To be done
Transcribe all of the data exactly. Omit the pictures.

Records shown

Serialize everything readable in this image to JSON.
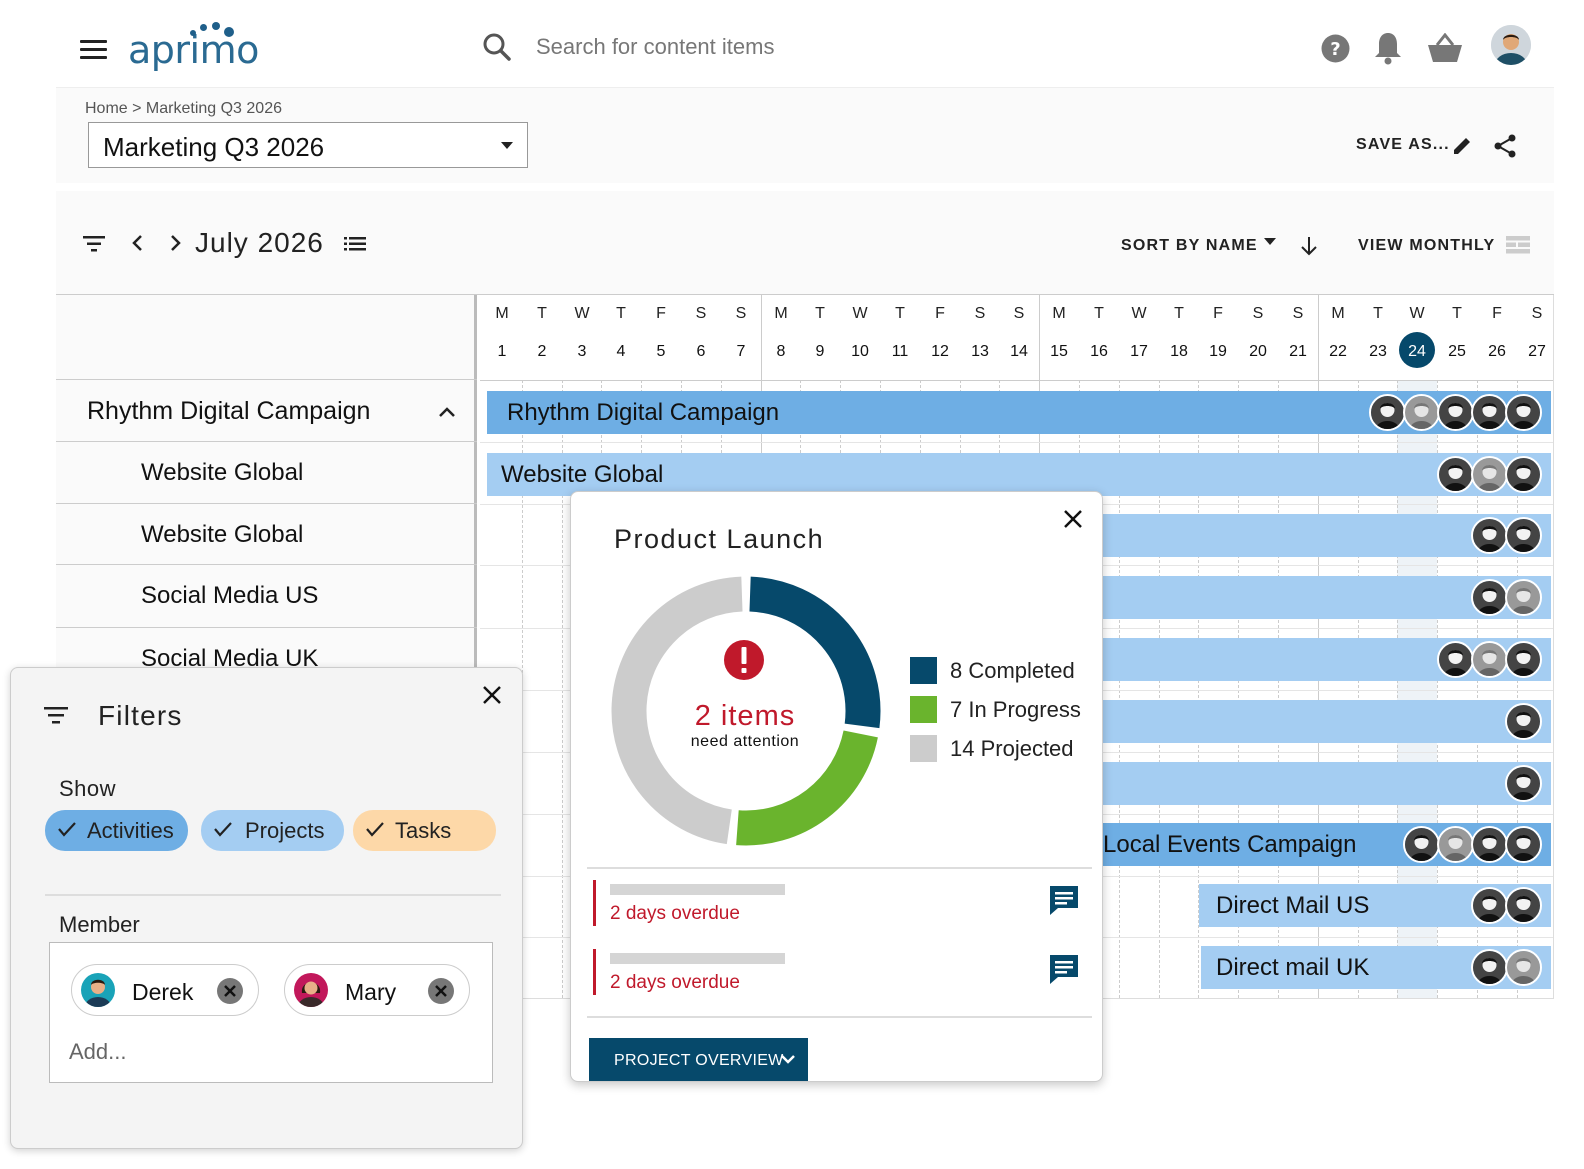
{
  "app": {
    "logo_text": "aprimo",
    "search_placeholder": "Search for content items",
    "icons": [
      "menu-icon",
      "search-icon",
      "help-icon",
      "bell-icon",
      "basket-icon",
      "user-avatar"
    ]
  },
  "header": {
    "breadcrumb": "Home > Marketing Q3 2026",
    "project": "Marketing Q3 2026",
    "save_as": "SAVE AS..."
  },
  "toolbar": {
    "month": "July 2026",
    "sort": "SORT BY NAME",
    "view": "VIEW MONTHLY"
  },
  "calendar": {
    "days": [
      {
        "l": "M",
        "n": "1"
      },
      {
        "l": "T",
        "n": "2"
      },
      {
        "l": "W",
        "n": "3"
      },
      {
        "l": "T",
        "n": "4"
      },
      {
        "l": "F",
        "n": "5"
      },
      {
        "l": "S",
        "n": "6"
      },
      {
        "l": "S",
        "n": "7"
      },
      {
        "l": "M",
        "n": "8"
      },
      {
        "l": "T",
        "n": "9"
      },
      {
        "l": "W",
        "n": "10"
      },
      {
        "l": "T",
        "n": "11"
      },
      {
        "l": "F",
        "n": "12"
      },
      {
        "l": "S",
        "n": "13"
      },
      {
        "l": "S",
        "n": "14"
      },
      {
        "l": "M",
        "n": "15"
      },
      {
        "l": "T",
        "n": "16"
      },
      {
        "l": "W",
        "n": "17"
      },
      {
        "l": "T",
        "n": "18"
      },
      {
        "l": "F",
        "n": "19"
      },
      {
        "l": "S",
        "n": "20"
      },
      {
        "l": "S",
        "n": "21"
      },
      {
        "l": "M",
        "n": "22"
      },
      {
        "l": "T",
        "n": "23"
      },
      {
        "l": "W",
        "n": "24"
      },
      {
        "l": "T",
        "n": "25"
      },
      {
        "l": "F",
        "n": "26"
      },
      {
        "l": "S",
        "n": "27"
      }
    ],
    "today": "24"
  },
  "rows": [
    {
      "label": "Rhythm Digital Campaign",
      "group": true
    },
    {
      "label": "Website Global"
    },
    {
      "label": "Website Global"
    },
    {
      "label": "Social Media US"
    },
    {
      "label": "Social Media UK"
    }
  ],
  "bars": [
    {
      "label": "Rhythm Digital Campaign",
      "avatars": 5
    },
    {
      "label": "Website Global",
      "avatars": 3
    },
    {
      "label": "",
      "avatars": 2
    },
    {
      "label": "",
      "avatars": 2
    },
    {
      "label": "",
      "avatars": 3
    },
    {
      "label": "",
      "avatars": 1
    },
    {
      "label": "",
      "avatars": 1
    },
    {
      "label": "Local Events Campaign",
      "avatars": 4
    },
    {
      "label": "Direct Mail US",
      "avatars": 2
    },
    {
      "label": "Direct mail UK",
      "avatars": 2
    }
  ],
  "filters": {
    "title": "Filters",
    "show_label": "Show",
    "chips": [
      {
        "label": "Activities",
        "color": "#6eaee4"
      },
      {
        "label": "Projects",
        "color": "#a4cdf2"
      },
      {
        "label": "Tasks",
        "color": "#fdd8a8"
      }
    ],
    "member_label": "Member",
    "members": [
      "Derek",
      "Mary"
    ],
    "add_placeholder": "Add..."
  },
  "popup": {
    "title": "Product Launch",
    "attention_count": "2 items",
    "attention_sub": "need attention",
    "legend": [
      {
        "label": "8 Completed",
        "value": 8,
        "color": "#06496b"
      },
      {
        "label": "7 In Progress",
        "value": 7,
        "color": "#6ab42d"
      },
      {
        "label": "14 Projected",
        "value": 14,
        "color": "#cccccc"
      }
    ],
    "overdue": [
      "2 days overdue",
      "2 days overdue"
    ],
    "overview_button": "PROJECT OVERVIEW"
  },
  "colors": {
    "brand_dark": "#06496b",
    "bar_dark": "#6eaee4",
    "bar_light": "#a4cdf2",
    "alert_red": "#c0192b"
  }
}
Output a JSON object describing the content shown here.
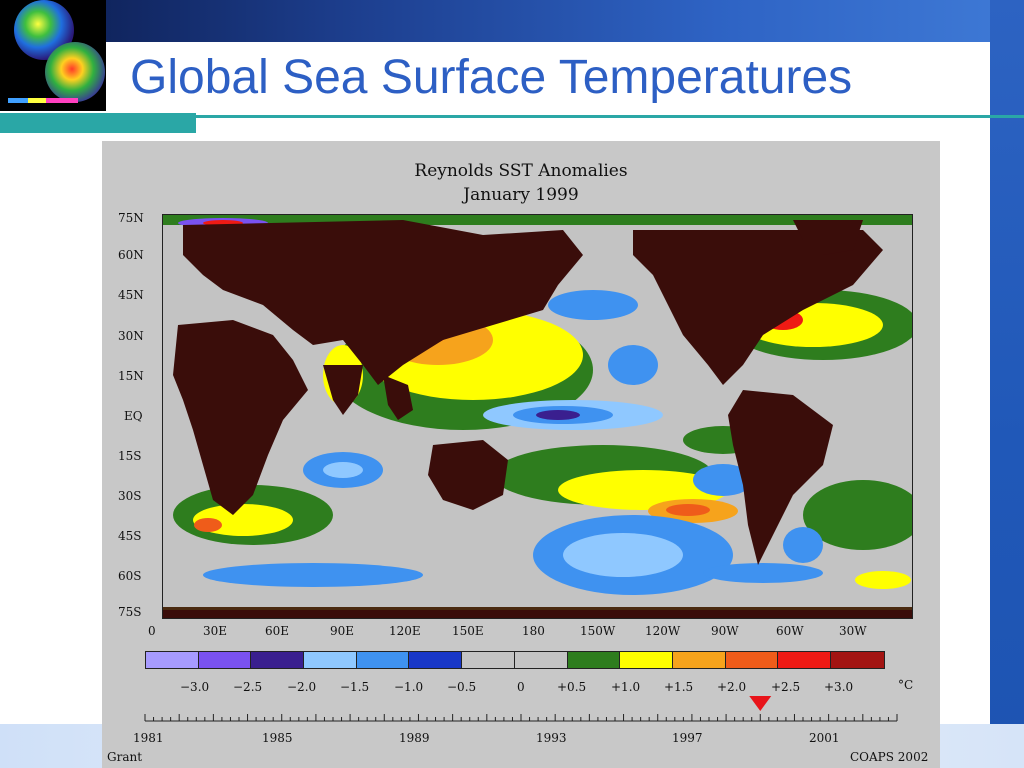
{
  "slide": {
    "title": "Global Sea Surface Temperatures",
    "colors": {
      "title": "#2d5fc4",
      "teal": "#2aa7a6",
      "band": "#1d3f8f"
    }
  },
  "figure": {
    "title_line1": "Reynolds SST Anomalies",
    "title_line2": "January 1999",
    "lat_labels": [
      "75N",
      "60N",
      "45N",
      "30N",
      "15N",
      "EQ",
      "15S",
      "30S",
      "45S",
      "60S",
      "75S"
    ],
    "lon_labels": [
      "0",
      "30E",
      "60E",
      "90E",
      "120E",
      "150E",
      "180",
      "150W",
      "120W",
      "90W",
      "60W",
      "30W"
    ],
    "colorbar": {
      "colors": [
        "#a79bff",
        "#7a52f0",
        "#3a1f8f",
        "#8fc8ff",
        "#3f92f0",
        "#1837c8",
        "#c4c4c4",
        "#c4c4c4",
        "#2e7d1e",
        "#ffff00",
        "#f6a31c",
        "#ef5c1a",
        "#ee1a14",
        "#a31412"
      ],
      "labels": [
        "−3.0",
        "−2.5",
        "−2.0",
        "−1.5",
        "−1.0",
        "−0.5",
        "0",
        "+0.5",
        "+1.0",
        "+1.5",
        "+2.0",
        "+2.5",
        "+3.0"
      ],
      "unit": "°C"
    },
    "timeline": {
      "year_labels": [
        "1981",
        "1985",
        "1989",
        "1993",
        "1997",
        "2001"
      ],
      "marker_year": 1999,
      "marker_color": "#e8141a"
    },
    "credit_left": "Grant",
    "credit_right": "COAPS 2002"
  }
}
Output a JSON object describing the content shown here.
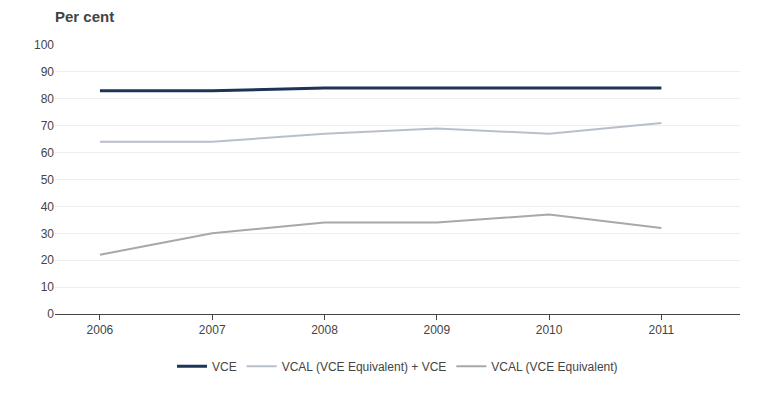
{
  "chart_data": {
    "type": "line",
    "title": "Per cent",
    "x": [
      2006,
      2007,
      2008,
      2009,
      2010,
      2011
    ],
    "series": [
      {
        "name": "VCE",
        "color": "#1c3557",
        "values": [
          83,
          83,
          84,
          84,
          84,
          84
        ]
      },
      {
        "name": "VCAL (VCE Equivalent) + VCE",
        "color": "#b8bfcc",
        "values": [
          64,
          64,
          67,
          69,
          67,
          71
        ]
      },
      {
        "name": "VCAL (VCE Equivalent)",
        "color": "#a8a8a8",
        "values": [
          22,
          30,
          34,
          34,
          37,
          32
        ]
      }
    ],
    "xlim": [
      2005.6,
      2011.7
    ],
    "xticks": [
      2006,
      2007,
      2008,
      2009,
      2010,
      2011
    ],
    "ylim": [
      0,
      100
    ],
    "yticks": [
      0,
      10,
      20,
      30,
      40,
      50,
      60,
      70,
      80,
      90,
      100
    ],
    "grid": "y",
    "legend": "bottom"
  }
}
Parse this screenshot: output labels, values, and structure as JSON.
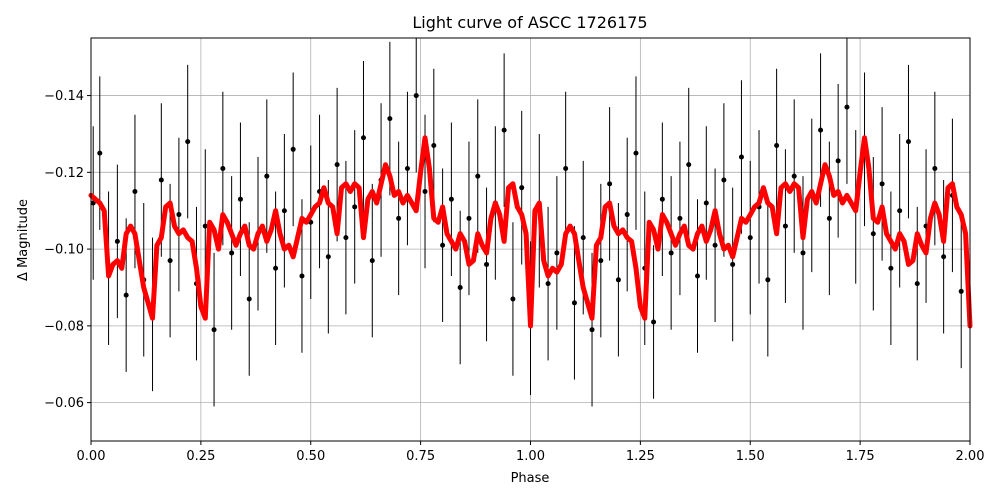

Answer to the problem
Serialize everything readable in this image to JSON.
{
  "app": {
    "logo_text": "aprimo",
    "search_placeholder": "Search for content items",
    "icons": [
      "menu-icon",
      "search-icon",
      "help-icon",
      "bell-icon",
      "basket-icon",
      "user-avatar"
    ]
  },
  "header": {
    "breadcrumb": "Home > Marketing Q3 2026",
    "project": "Marketing Q3 2026",
    "save_as": "SAVE AS..."
  },
  "toolbar": {
    "month": "July 2026",
    "sort": "SORT BY NAME",
    "view": "VIEW MONTHLY"
  },
  "calendar": {
    "days": [
      {
        "l": "M",
        "n": "1"
      },
      {
        "l": "T",
        "n": "2"
      },
      {
        "l": "W",
        "n": "3"
      },
      {
        "l": "T",
        "n": "4"
      },
      {
        "l": "F",
        "n": "5"
      },
      {
        "l": "S",
        "n": "6"
      },
      {
        "l": "S",
        "n": "7"
      },
      {
        "l": "M",
        "n": "8"
      },
      {
        "l": "T",
        "n": "9"
      },
      {
        "l": "W",
        "n": "10"
      },
      {
        "l": "T",
        "n": "11"
      },
      {
        "l": "F",
        "n": "12"
      },
      {
        "l": "S",
        "n": "13"
      },
      {
        "l": "S",
        "n": "14"
      },
      {
        "l": "M",
        "n": "15"
      },
      {
        "l": "T",
        "n": "16"
      },
      {
        "l": "W",
        "n": "17"
      },
      {
        "l": "T",
        "n": "18"
      },
      {
        "l": "F",
        "n": "19"
      },
      {
        "l": "S",
        "n": "20"
      },
      {
        "l": "S",
        "n": "21"
      },
      {
        "l": "M",
        "n": "22"
      },
      {
        "l": "T",
        "n": "23"
      },
      {
        "l": "W",
        "n": "24"
      },
      {
        "l": "T",
        "n": "25"
      },
      {
        "l": "F",
        "n": "26"
      },
      {
        "l": "S",
        "n": "27"
      }
    ],
    "today": "24"
  },
  "rows": [
    {
      "label": "Rhythm Digital Campaign",
      "group": true
    },
    {
      "label": "Website Global"
    },
    {
      "label": "Website Global"
    },
    {
      "label": "Social Media US"
    },
    {
      "label": "Social Media UK"
    }
  ],
  "bars": [
    {
      "label": "Rhythm Digital Campaign",
      "avatars": 5
    },
    {
      "label": "Website Global",
      "avatars": 3
    },
    {
      "label": "",
      "avatars": 2
    },
    {
      "label": "",
      "avatars": 2
    },
    {
      "label": "",
      "avatars": 3
    },
    {
      "label": "",
      "avatars": 1
    },
    {
      "label": "",
      "avatars": 1
    },
    {
      "label": "Local Events Campaign",
      "avatars": 4
    },
    {
      "label": "Direct Mail US",
      "avatars": 2
    },
    {
      "label": "Direct mail UK",
      "avatars": 2
    }
  ],
  "filters": {
    "title": "Filters",
    "show_label": "Show",
    "chips": [
      {
        "label": "Activities",
        "color": "#6eaee4"
      },
      {
        "label": "Projects",
        "color": "#a4cdf2"
      },
      {
        "label": "Tasks",
        "color": "#fdd8a8"
      }
    ],
    "member_label": "Member",
    "members": [
      "Derek",
      "Mary"
    ],
    "add_placeholder": "Add..."
  },
  "popup": {
    "title": "Product Launch",
    "attention_count": "2 items",
    "attention_sub": "need attention",
    "legend": [
      {
        "label": "8 Completed",
        "value": 8,
        "color": "#06496b"
      },
      {
        "label": "7 In Progress",
        "value": 7,
        "color": "#6ab42d"
      },
      {
        "label": "14 Projected",
        "value": 14,
        "color": "#cccccc"
      }
    ],
    "overdue": [
      "2 days overdue",
      "2 days overdue"
    ],
    "overview_button": "PROJECT OVERVIEW"
  },
  "colors": {
    "brand_dark": "#06496b",
    "bar_dark": "#6eaee4",
    "bar_light": "#a4cdf2",
    "alert_red": "#c0192b"
  }
}
Output a JSON object describing the content shown here.
{
  "slide": {
    "title": "Global Sea Surface Temperatures",
    "colors": {
      "title": "#2d5fc4",
      "teal": "#2aa7a6",
      "band": "#1d3f8f"
    }
  },
  "figure": {
    "title_line1": "Reynolds SST Anomalies",
    "title_line2": "January 1999",
    "lat_labels": [
      "75N",
      "60N",
      "45N",
      "30N",
      "15N",
      "EQ",
      "15S",
      "30S",
      "45S",
      "60S",
      "75S"
    ],
    "lon_labels": [
      "0",
      "30E",
      "60E",
      "90E",
      "120E",
      "150E",
      "180",
      "150W",
      "120W",
      "90W",
      "60W",
      "30W"
    ],
    "colorbar": {
      "colors": [
        "#a79bff",
        "#7a52f0",
        "#3a1f8f",
        "#8fc8ff",
        "#3f92f0",
        "#1837c8",
        "#c4c4c4",
        "#c4c4c4",
        "#2e7d1e",
        "#ffff00",
        "#f6a31c",
        "#ef5c1a",
        "#ee1a14",
        "#a31412"
      ],
      "labels": [
        "−3.0",
        "−2.5",
        "−2.0",
        "−1.5",
        "−1.0",
        "−0.5",
        "0",
        "+0.5",
        "+1.0",
        "+1.5",
        "+2.0",
        "+2.5",
        "+3.0"
      ],
      "unit": "°C"
    },
    "timeline": {
      "year_labels": [
        "1981",
        "1985",
        "1989",
        "1993",
        "1997",
        "2001"
      ],
      "marker_year": 1999,
      "marker_color": "#e8141a"
    },
    "credit_left": "Grant",
    "credit_right": "COAPS 2002"
  }
}
Output a JSON object describing the content shown here.
{
  "chart_data": {
    "type": "line",
    "title": "Per cent",
    "x": [
      2006,
      2007,
      2008,
      2009,
      2010,
      2011
    ],
    "series": [
      {
        "name": "VCE",
        "color": "#1c3557",
        "values": [
          83,
          83,
          84,
          84,
          84,
          84
        ]
      },
      {
        "name": "VCAL (VCE Equivalent) + VCE",
        "color": "#b8bfcc",
        "values": [
          64,
          64,
          67,
          69,
          67,
          71
        ]
      },
      {
        "name": "VCAL (VCE Equivalent)",
        "color": "#a8a8a8",
        "values": [
          22,
          30,
          34,
          34,
          37,
          32
        ]
      }
    ],
    "xlim": [
      2005.6,
      2011.7
    ],
    "xticks": [
      2006,
      2007,
      2008,
      2009,
      2010,
      2011
    ],
    "ylim": [
      0,
      100
    ],
    "yticks": [
      0,
      10,
      20,
      30,
      40,
      50,
      60,
      70,
      80,
      90,
      100
    ],
    "grid": "y",
    "legend": "bottom"
  }
}
Parse this screenshot: output labels, values, and structure as JSON.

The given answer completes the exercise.